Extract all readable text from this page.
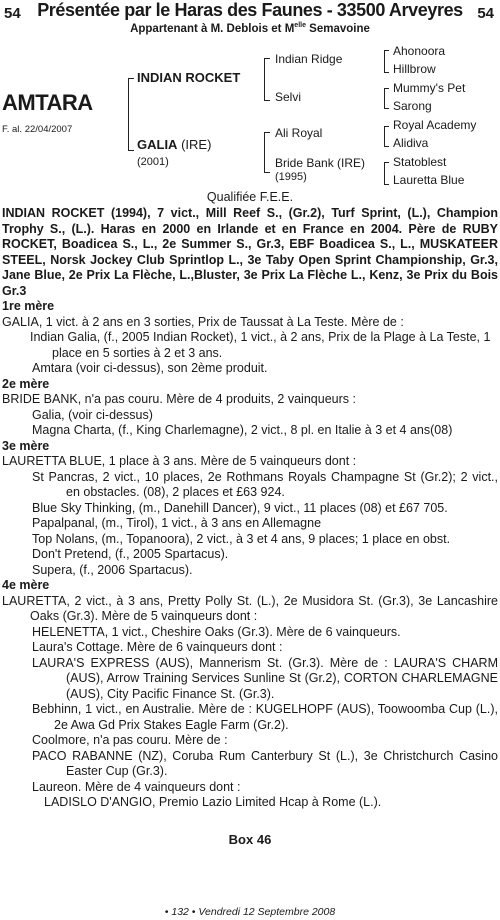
54	54
Présentée par le Haras des Faunes - 33500 Arveyres
Appartenant à M. Deblois et $M^{elle}$ Semavoine
AMTARA
F. al. 22/04/2007
INDIAN ROCKET
GALIA (IRE)
(2001)
Indian Ridge
Selvi
Ali Royal
Bride Bank (IRE)
(1995)
Ahonoora
Hillbrow
Mummy's Pet
Sarong
Royal Academy
Alidiva
Statoblest
Lauretta Blue
Qualifiée F.E.E.

INDIAN ROCKET (1994), 7 vict., Mill Reef S., (Gr.2), Turf Sprint, (L.), Champion Trophy S., (L.). Haras en 2000 en Irlande et en France en 2004. Père de RUBY ROCKET, Boadicea S., L., 2e Summer S., Gr.3, EBF Boadicea S., L., MUSKATEER STEEL, Norsk Jockey Club Sprintlop L., 3e Taby Open Sprint Championship, Gr.3, Jane Blue, 2e Prix La Flèche, L.,Bluster, 3e Prix La Flèche L., Kenz, 3e Prix du Bois Gr.3

1re mère

GALIA, 1 vict. à 2 ans en 3 sorties, Prix de Taussat à La Teste. Mère de :

Indian Galia, (f., 2005 Indian Rocket), 1 vict., à 2 ans, Prix de la Plage à La Teste, 1 place en 5 sorties à 2 et 3 ans.

Amtara (voir ci-dessus), son 2ème produit.

2e mère

BRIDE BANK, n'a pas couru. Mère de 4 produits, 2 vainqueurs :

Galia, (voir ci-dessus)

Magna Charta, (f., King Charlemagne), 2 vict., 8 pl. en Italie à 3 et 4 ans(08)

3e mère

LAURETTA BLUE, 1 place à 3 ans. Mère de 5 vainqueurs dont :

St Pancras, 2 vict., 10 places, 2e Rothmans Royals Champagne St (Gr.2); 2 vict., en obstacles. (08), 2 places et £63 924.

Blue Sky Thinking, (m., Danehill Dancer), 9 vict., 11 places (08) et £67 705.

Papalpanal, (m., Tirol), 1 vict., à 3 ans en Allemagne

Top Nolans, (m., Topanoora), 2 vict., à 3 et 4 ans, 9 places; 1 place en obst.

Don't Pretend, (f., 2005 Spartacus).

Supera, (f., 2006 Spartacus).

4e mère

LAURETTA, 2 vict., à 3 ans, Pretty Polly St. (L.), 2e Musidora St. (Gr.3), 3e Lancashire Oaks (Gr.3). Mère de 5 vainqueurs dont :

HELENETTA, 1 vict., Cheshire Oaks (Gr.3). Mère de 6 vainqueurs.

Laura's Cottage. Mère de 6 vainqueurs dont :

LAURA'S EXPRESS (AUS), Mannerism St. (Gr.3). Mère de : LAURA'S CHARM (AUS), Arrow Training Services Sunline St (Gr.2), CORTON CHARLEMAGNE (AUS), City Pacific Finance St. (Gr.3).

Bebhinn, 1 vict., en Australie. Mère de : KUGELHOPF (AUS), Toowoomba Cup (L.), 2e Awa Gd Prix Stakes Eagle Farm (Gr.2).

Coolmore, n'a pas couru. Mère de :

PACO RABANNE (NZ), Coruba Rum Canterbury St (L.), 3e Christchurch Casino Easter Cup (Gr.3).

Laureon. Mère de 4 vainqueurs dont :

LADISLO D'ANGIO, Premio Lazio Limited Hcap à Rome (L.).

Box 46
• 132 • Vendredi 12 Septembre 2008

----------

_Instructions to follow:_ Without including any pictures, reproduce the listing exactly.

_Problem solution:_
Extract all readable text from this page.
54	54
Présentée par le Haras des Faunes - 33500 Arveyres
Appartenant à M. Deblois et $M^{elle}$ Semavoine
AMTARA
F. al. 22/04/2007
INDIAN ROCKET
GALIA (IRE)
(2001)
Indian Ridge
Selvi
Ali Royal
Bride Bank (IRE)
(1995)
Ahonoora
Hillbrow
Mummy's Pet
Sarong
Royal Academy
Alidiva
Statoblest
Lauretta Blue
Qualifiée F.E.E.

INDIAN ROCKET (1994), 7 vict., Mill Reef S., (Gr.2), Turf Sprint, (L.), Champion Trophy S., (L.). Haras en 2000 en Irlande et en France en 2004. Père de RUBY ROCKET, Boadicea S., L., 2e Summer S., Gr.3, EBF Boadicea S., L., MUSKATEER STEEL, Norsk Jockey Club Sprintlop L., 3e Taby Open Sprint Championship, Gr.3, Jane Blue, 2e Prix La Flèche, L.,Bluster, 3e Prix La Flèche L., Kenz, 3e Prix du Bois Gr.3

1re mère

GALIA, 1 vict. à 2 ans en 3 sorties, Prix de Taussat à La Teste. Mère de :

Indian Galia, (f., 2005 Indian Rocket), 1 vict., à 2 ans, Prix de la Plage à La Teste, 1 place en 5 sorties à 2 et 3 ans.

Amtara (voir ci-dessus), son 2ème produit.

2e mère

BRIDE BANK, n'a pas couru. Mère de 4 produits, 2 vainqueurs :

Galia, (voir ci-dessus)

Magna Charta, (f., King Charlemagne), 2 vict., 8 pl. en Italie à 3 et 4 ans(08)

3e mère

LAURETTA BLUE, 1 place à 3 ans. Mère de 5 vainqueurs dont :

St Pancras, 2 vict., 10 places, 2e Rothmans Royals Champagne St (Gr.2); 2 vict., en obstacles. (08), 2 places et £63 924.

Blue Sky Thinking, (m., Danehill Dancer), 9 vict., 11 places (08) et £67 705.

Papalpanal, (m., Tirol), 1 vict., à 3 ans en Allemagne

Top Nolans, (m., Topanoora), 2 vict., à 3 et 4 ans, 9 places; 1 place en obst.

Don't Pretend, (f., 2005 Spartacus).

Supera, (f., 2006 Spartacus).

4e mère

LAURETTA, 2 vict., à 3 ans, Pretty Polly St. (L.), 2e Musidora St. (Gr.3), 3e Lancashire Oaks (Gr.3). Mère de 5 vainqueurs dont :

HELENETTA, 1 vict., Cheshire Oaks (Gr.3). Mère de 6 vainqueurs.

Laura's Cottage. Mère de 6 vainqueurs dont :

LAURA'S EXPRESS (AUS), Mannerism St. (Gr.3). Mère de : LAURA'S CHARM (AUS), Arrow Training Services Sunline St (Gr.2), CORTON CHARLEMAGNE (AUS), City Pacific Finance St. (Gr.3).

Bebhinn, 1 vict., en Australie. Mère de : KUGELHOPF (AUS), Toowoomba Cup (L.), 2e Awa Gd Prix Stakes Eagle Farm (Gr.2).

Coolmore, n'a pas couru. Mère de :

PACO RABANNE (NZ), Coruba Rum Canterbury St (L.), 3e Christchurch Casino Easter Cup (Gr.3).

Laureon. Mère de 4 vainqueurs dont :

LADISLO D'ANGIO, Premio Lazio Limited Hcap à Rome (L.).

Box 46
• 132 • Vendredi 12 Septembre 2008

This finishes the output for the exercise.